• [Aim]
Your task is to repeat the entries word for word while leaving out the pictures.

• [Dataset records]
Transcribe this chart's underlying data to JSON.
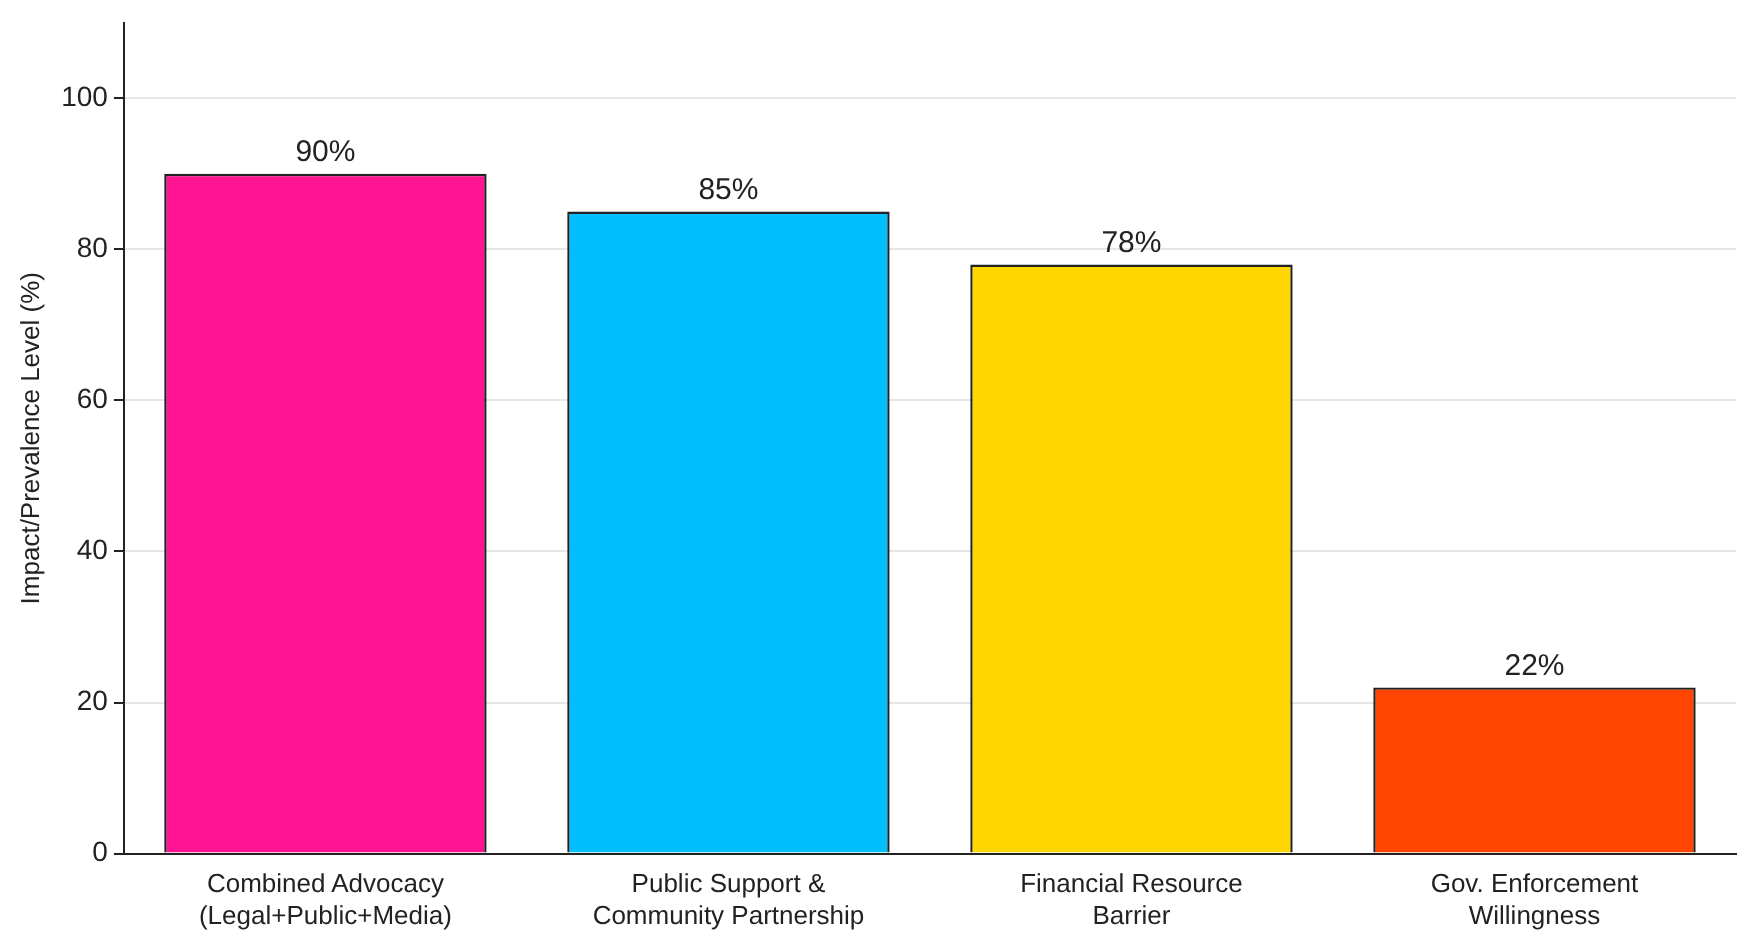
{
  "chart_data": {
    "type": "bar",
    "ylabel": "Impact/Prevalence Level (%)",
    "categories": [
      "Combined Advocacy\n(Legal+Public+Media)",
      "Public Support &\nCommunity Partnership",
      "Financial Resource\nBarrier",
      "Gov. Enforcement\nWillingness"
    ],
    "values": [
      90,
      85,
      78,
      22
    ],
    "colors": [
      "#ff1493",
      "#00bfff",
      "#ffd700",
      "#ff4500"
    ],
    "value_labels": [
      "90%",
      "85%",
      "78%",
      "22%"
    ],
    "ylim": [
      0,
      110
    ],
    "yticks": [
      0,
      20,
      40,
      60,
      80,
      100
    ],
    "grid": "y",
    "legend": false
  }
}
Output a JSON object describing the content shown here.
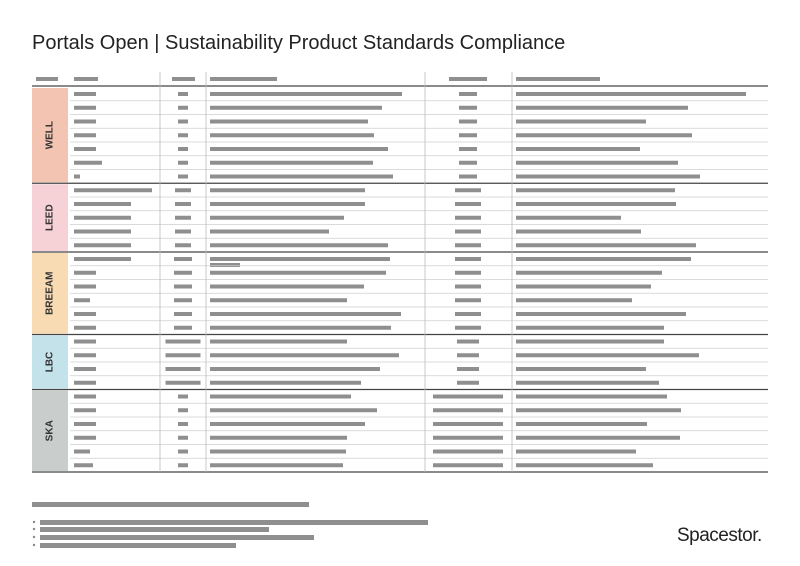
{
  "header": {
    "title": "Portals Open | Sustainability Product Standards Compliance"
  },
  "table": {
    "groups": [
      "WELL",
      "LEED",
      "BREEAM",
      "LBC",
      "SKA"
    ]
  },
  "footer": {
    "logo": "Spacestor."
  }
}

• [Complete response]
Transcribe this chart's underlying data to JSON.
{
  "chart_data": {
    "type": "bar",
    "ylabel": "Impact/Prevalence Level (%)",
    "categories": [
      "Combined Advocacy\n(Legal+Public+Media)",
      "Public Support &\nCommunity Partnership",
      "Financial Resource\nBarrier",
      "Gov. Enforcement\nWillingness"
    ],
    "values": [
      90,
      85,
      78,
      22
    ],
    "colors": [
      "#ff1493",
      "#00bfff",
      "#ffd700",
      "#ff4500"
    ],
    "value_labels": [
      "90%",
      "85%",
      "78%",
      "22%"
    ],
    "ylim": [
      0,
      110
    ],
    "yticks": [
      0,
      20,
      40,
      60,
      80,
      100
    ],
    "grid": "y",
    "legend": false
  }
}
Output a JSON object describing the content shown here.
{
  "header": {
    "title": "Portals Open | Sustainability Product Standards Compliance"
  },
  "table": {
    "groups": [
      "WELL",
      "LEED",
      "BREEAM",
      "LBC",
      "SKA"
    ]
  },
  "footer": {
    "logo": "Spacestor."
  }
}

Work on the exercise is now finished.